**Directions for this task**
Transcribe the whole listing without a single picture.
________
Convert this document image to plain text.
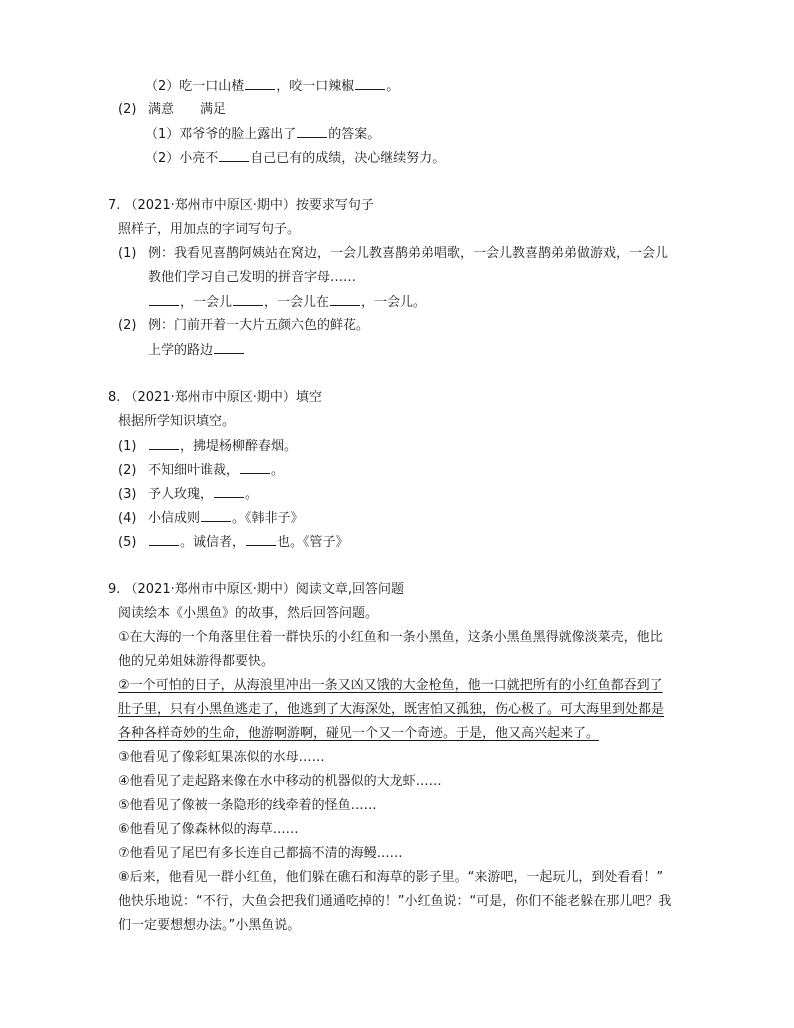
（2）吃一口山楂 ，咬一口辣椒 。
(2) 满意　　满足
（1）邓爷爷的脸上露出了 的答案。
（2）小亮不 自己已有的成绩，决心继续努力。
7. （2021·郑州市中原区·期中）按要求写句子
照样子，用加点的字词写句子。
(1) 例：我看见喜鹊阿姨站在窝边，一会儿教喜鹊弟弟唱歌，一会儿教喜鹊弟弟做游戏，一会儿
教他们学习自己发明的拼音字母……
，一会儿 ，一会儿在 ，一会儿。
(2) 例：门前开着一大片五颜六色的鲜花。
上学的路边
8. （2021·郑州市中原区·期中）填空
根据所学知识填空。
(1)	，拂堤杨柳醉春烟。
(2) 不知细叶谁裁， 。
(3) 予人玫瑰， 。
(4) 小信成则 。《韩非子》
(5)	。诚信者， 也。《管子》
9. （2021·郑州市中原区·期中）阅读文章,回答问题
阅读绘本《小黑鱼》的故事，然后回答问题。
①在大海的一个角落里住着一群快乐的小红鱼和一条小黑鱼，这条小黑鱼黑得就像淡菜壳，他比
他的兄弟姐妹游得都要快。
②一个可怕的日子，从海浪里冲出一条又凶又饿的大金枪鱼，他一口就把所有的小红鱼都吞到了
肚子里，只有小黑鱼逃走了，他逃到了大海深处，既害怕又孤独，伤心极了。可大海里到处都是
各种各样奇妙的生命，他游啊游啊，碰见一个又一个奇迹。于是，他又高兴起来了。
③他看见了像彩虹果冻似的水母……
④他看见了走起路来像在水中移动的机器似的大龙虾……
⑤他看见了像被一条隐形的线牵着的怪鱼……
⑥他看见了像森林似的海草……
⑦他看见了尾巴有多长连自己都搞不清的海鳗……
⑧后来，他看见一群小红鱼，他们躲在礁石和海草的影子里。“来游吧，一起玩儿，到处看看！”
他快乐地说：“不行，大鱼会把我们通通吃掉的！”小红鱼说：“可是，你们不能老躲在那儿吧？我
们一定要想想办法。”小黑鱼说。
________
**Response to the exercise**
Convert this document image to plain text.
（2）吃一口山楂 ，咬一口辣椒 。
(2) 满意　　满足
（1）邓爷爷的脸上露出了 的答案。
（2）小亮不 自己已有的成绩，决心继续努力。
7. （2021·郑州市中原区·期中）按要求写句子
照样子，用加点的字词写句子。
(1) 例：我看见喜鹊阿姨站在窝边，一会儿教喜鹊弟弟唱歌，一会儿教喜鹊弟弟做游戏，一会儿
教他们学习自己发明的拼音字母……
，一会儿 ，一会儿在 ，一会儿。
(2) 例：门前开着一大片五颜六色的鲜花。
上学的路边
8. （2021·郑州市中原区·期中）填空
根据所学知识填空。
(1)	，拂堤杨柳醉春烟。
(2) 不知细叶谁裁， 。
(3) 予人玫瑰， 。
(4) 小信成则 。《韩非子》
(5)	。诚信者， 也。《管子》
9. （2021·郑州市中原区·期中）阅读文章,回答问题
阅读绘本《小黑鱼》的故事，然后回答问题。
①在大海的一个角落里住着一群快乐的小红鱼和一条小黑鱼，这条小黑鱼黑得就像淡菜壳，他比
他的兄弟姐妹游得都要快。
②一个可怕的日子，从海浪里冲出一条又凶又饿的大金枪鱼，他一口就把所有的小红鱼都吞到了
肚子里，只有小黑鱼逃走了，他逃到了大海深处，既害怕又孤独，伤心极了。可大海里到处都是
各种各样奇妙的生命，他游啊游啊，碰见一个又一个奇迹。于是，他又高兴起来了。
③他看见了像彩虹果冻似的水母……
④他看见了走起路来像在水中移动的机器似的大龙虾……
⑤他看见了像被一条隐形的线牵着的怪鱼……
⑥他看见了像森林似的海草……
⑦他看见了尾巴有多长连自己都搞不清的海鳗……
⑧后来，他看见一群小红鱼，他们躲在礁石和海草的影子里。“来游吧，一起玩儿，到处看看！”
他快乐地说：“不行，大鱼会把我们通通吃掉的！”小红鱼说：“可是，你们不能老躲在那儿吧？我
们一定要想想办法。”小黑鱼说。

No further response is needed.